[Records about charts and figures]
════════════════════
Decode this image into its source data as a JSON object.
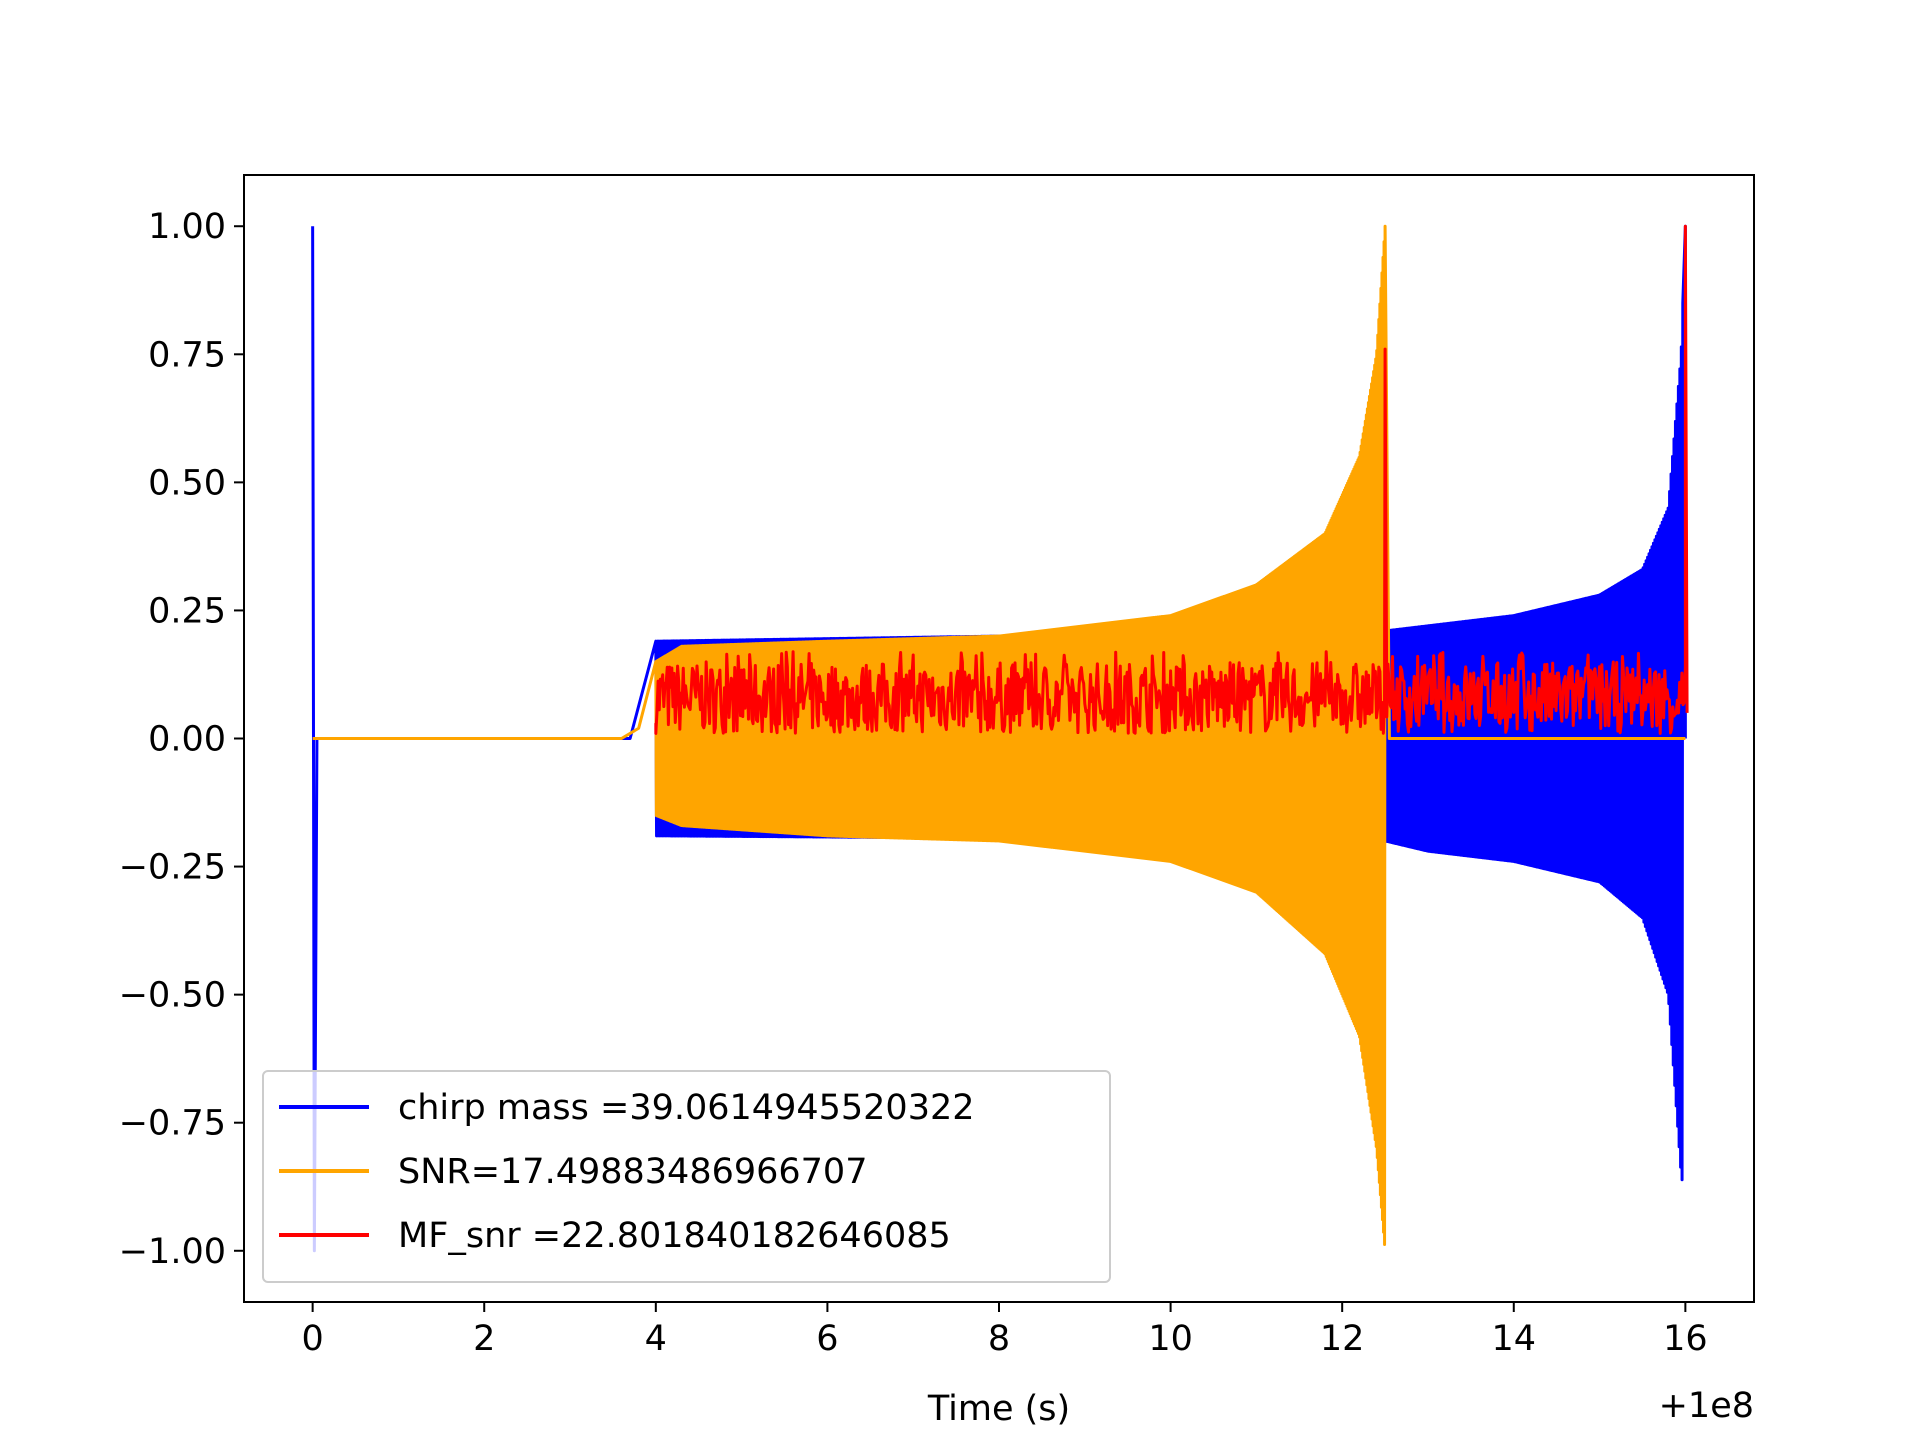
{
  "chart_data": {
    "type": "line",
    "title": "",
    "xlabel": "Time (s)",
    "ylabel": "",
    "x_offset_label": "+1e8",
    "xlim": [
      -0.8,
      16.8
    ],
    "ylim": [
      -1.1,
      1.1
    ],
    "xticks": [
      0,
      2,
      4,
      6,
      8,
      10,
      12,
      14,
      16
    ],
    "xtick_labels": [
      "0",
      "2",
      "4",
      "6",
      "8",
      "10",
      "12",
      "14",
      "16"
    ],
    "yticks": [
      1.0,
      0.75,
      0.5,
      0.25,
      0.0,
      -0.25,
      -0.5,
      -0.75,
      -1.0
    ],
    "ytick_labels": [
      "1.00",
      "0.75",
      "0.50",
      "0.25",
      "0.00",
      "−0.25",
      "−0.50",
      "−0.75",
      "−1.00"
    ],
    "grid": false,
    "legend_position": "lower-left",
    "series": [
      {
        "name": "chirp mass =39.0614945520322",
        "color": "#0000ff",
        "kind": "chirp",
        "points": [
          [
            0.0,
            1.0
          ],
          [
            0.02,
            -1.0
          ],
          [
            0.05,
            0.0
          ],
          [
            3.7,
            0.0
          ],
          [
            4.0,
            0.19
          ],
          [
            8.0,
            0.2
          ],
          [
            12.5,
            0.21
          ],
          [
            13.0,
            0.22
          ],
          [
            14.0,
            0.24
          ],
          [
            15.0,
            0.28
          ],
          [
            15.5,
            0.33
          ],
          [
            15.8,
            0.45
          ],
          [
            15.95,
            0.75
          ],
          [
            16.0,
            1.0
          ],
          [
            16.0,
            0.0
          ]
        ],
        "neg_envelope": [
          [
            4.0,
            -0.19
          ],
          [
            12.5,
            -0.2
          ],
          [
            13.0,
            -0.22
          ],
          [
            14.0,
            -0.24
          ],
          [
            15.0,
            -0.28
          ],
          [
            15.5,
            -0.35
          ],
          [
            15.8,
            -0.5
          ],
          [
            15.95,
            -0.85
          ],
          [
            15.97,
            -0.87
          ]
        ]
      },
      {
        "name": "SNR=17.49883486966707",
        "color": "#ffa500",
        "kind": "chirp",
        "points": [
          [
            0.0,
            0.0
          ],
          [
            3.6,
            0.0
          ],
          [
            3.8,
            0.02
          ],
          [
            4.0,
            0.15
          ],
          [
            4.3,
            0.18
          ],
          [
            6.0,
            0.19
          ],
          [
            8.0,
            0.2
          ],
          [
            10.0,
            0.24
          ],
          [
            11.0,
            0.3
          ],
          [
            11.8,
            0.4
          ],
          [
            12.2,
            0.55
          ],
          [
            12.4,
            0.75
          ],
          [
            12.5,
            1.0
          ],
          [
            12.55,
            0.0
          ],
          [
            16.0,
            0.0
          ]
        ],
        "neg_envelope": [
          [
            4.0,
            -0.15
          ],
          [
            4.3,
            -0.17
          ],
          [
            6.0,
            -0.19
          ],
          [
            8.0,
            -0.2
          ],
          [
            10.0,
            -0.24
          ],
          [
            11.0,
            -0.3
          ],
          [
            11.8,
            -0.42
          ],
          [
            12.2,
            -0.58
          ],
          [
            12.4,
            -0.8
          ],
          [
            12.5,
            -1.0
          ]
        ]
      },
      {
        "name": "MF_snr =22.801840182646085",
        "color": "#ff0000",
        "kind": "noise",
        "points": [
          [
            4.0,
            0.05
          ],
          [
            6.0,
            0.05
          ],
          [
            8.0,
            0.05
          ],
          [
            10.0,
            0.05
          ],
          [
            12.4,
            0.05
          ],
          [
            12.5,
            0.76
          ],
          [
            12.52,
            0.05
          ],
          [
            15.9,
            0.05
          ],
          [
            16.0,
            1.0
          ],
          [
            16.0,
            0.05
          ]
        ],
        "noise_band": [
          0.0,
          0.17
        ]
      }
    ]
  }
}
════════════════════
From the listing above, print every entry precisely and drop the pictures.

**Answer**
Decode this image into its source data as a JSON object.
{
  "chart_data": {
    "type": "line",
    "title": "",
    "xlabel": "Time (s)",
    "ylabel": "",
    "x_offset_label": "+1e8",
    "xlim": [
      -0.8,
      16.8
    ],
    "ylim": [
      -1.1,
      1.1
    ],
    "xticks": [
      0,
      2,
      4,
      6,
      8,
      10,
      12,
      14,
      16
    ],
    "xtick_labels": [
      "0",
      "2",
      "4",
      "6",
      "8",
      "10",
      "12",
      "14",
      "16"
    ],
    "yticks": [
      1.0,
      0.75,
      0.5,
      0.25,
      0.0,
      -0.25,
      -0.5,
      -0.75,
      -1.0
    ],
    "ytick_labels": [
      "1.00",
      "0.75",
      "0.50",
      "0.25",
      "0.00",
      "−0.25",
      "−0.50",
      "−0.75",
      "−1.00"
    ],
    "grid": false,
    "legend_position": "lower-left",
    "series": [
      {
        "name": "chirp mass =39.0614945520322",
        "color": "#0000ff",
        "kind": "chirp",
        "points": [
          [
            0.0,
            1.0
          ],
          [
            0.02,
            -1.0
          ],
          [
            0.05,
            0.0
          ],
          [
            3.7,
            0.0
          ],
          [
            4.0,
            0.19
          ],
          [
            8.0,
            0.2
          ],
          [
            12.5,
            0.21
          ],
          [
            13.0,
            0.22
          ],
          [
            14.0,
            0.24
          ],
          [
            15.0,
            0.28
          ],
          [
            15.5,
            0.33
          ],
          [
            15.8,
            0.45
          ],
          [
            15.95,
            0.75
          ],
          [
            16.0,
            1.0
          ],
          [
            16.0,
            0.0
          ]
        ],
        "neg_envelope": [
          [
            4.0,
            -0.19
          ],
          [
            12.5,
            -0.2
          ],
          [
            13.0,
            -0.22
          ],
          [
            14.0,
            -0.24
          ],
          [
            15.0,
            -0.28
          ],
          [
            15.5,
            -0.35
          ],
          [
            15.8,
            -0.5
          ],
          [
            15.95,
            -0.85
          ],
          [
            15.97,
            -0.87
          ]
        ]
      },
      {
        "name": "SNR=17.49883486966707",
        "color": "#ffa500",
        "kind": "chirp",
        "points": [
          [
            0.0,
            0.0
          ],
          [
            3.6,
            0.0
          ],
          [
            3.8,
            0.02
          ],
          [
            4.0,
            0.15
          ],
          [
            4.3,
            0.18
          ],
          [
            6.0,
            0.19
          ],
          [
            8.0,
            0.2
          ],
          [
            10.0,
            0.24
          ],
          [
            11.0,
            0.3
          ],
          [
            11.8,
            0.4
          ],
          [
            12.2,
            0.55
          ],
          [
            12.4,
            0.75
          ],
          [
            12.5,
            1.0
          ],
          [
            12.55,
            0.0
          ],
          [
            16.0,
            0.0
          ]
        ],
        "neg_envelope": [
          [
            4.0,
            -0.15
          ],
          [
            4.3,
            -0.17
          ],
          [
            6.0,
            -0.19
          ],
          [
            8.0,
            -0.2
          ],
          [
            10.0,
            -0.24
          ],
          [
            11.0,
            -0.3
          ],
          [
            11.8,
            -0.42
          ],
          [
            12.2,
            -0.58
          ],
          [
            12.4,
            -0.8
          ],
          [
            12.5,
            -1.0
          ]
        ]
      },
      {
        "name": "MF_snr =22.801840182646085",
        "color": "#ff0000",
        "kind": "noise",
        "points": [
          [
            4.0,
            0.05
          ],
          [
            6.0,
            0.05
          ],
          [
            8.0,
            0.05
          ],
          [
            10.0,
            0.05
          ],
          [
            12.4,
            0.05
          ],
          [
            12.5,
            0.76
          ],
          [
            12.52,
            0.05
          ],
          [
            15.9,
            0.05
          ],
          [
            16.0,
            1.0
          ],
          [
            16.0,
            0.05
          ]
        ],
        "noise_band": [
          0.0,
          0.17
        ]
      }
    ]
  }
}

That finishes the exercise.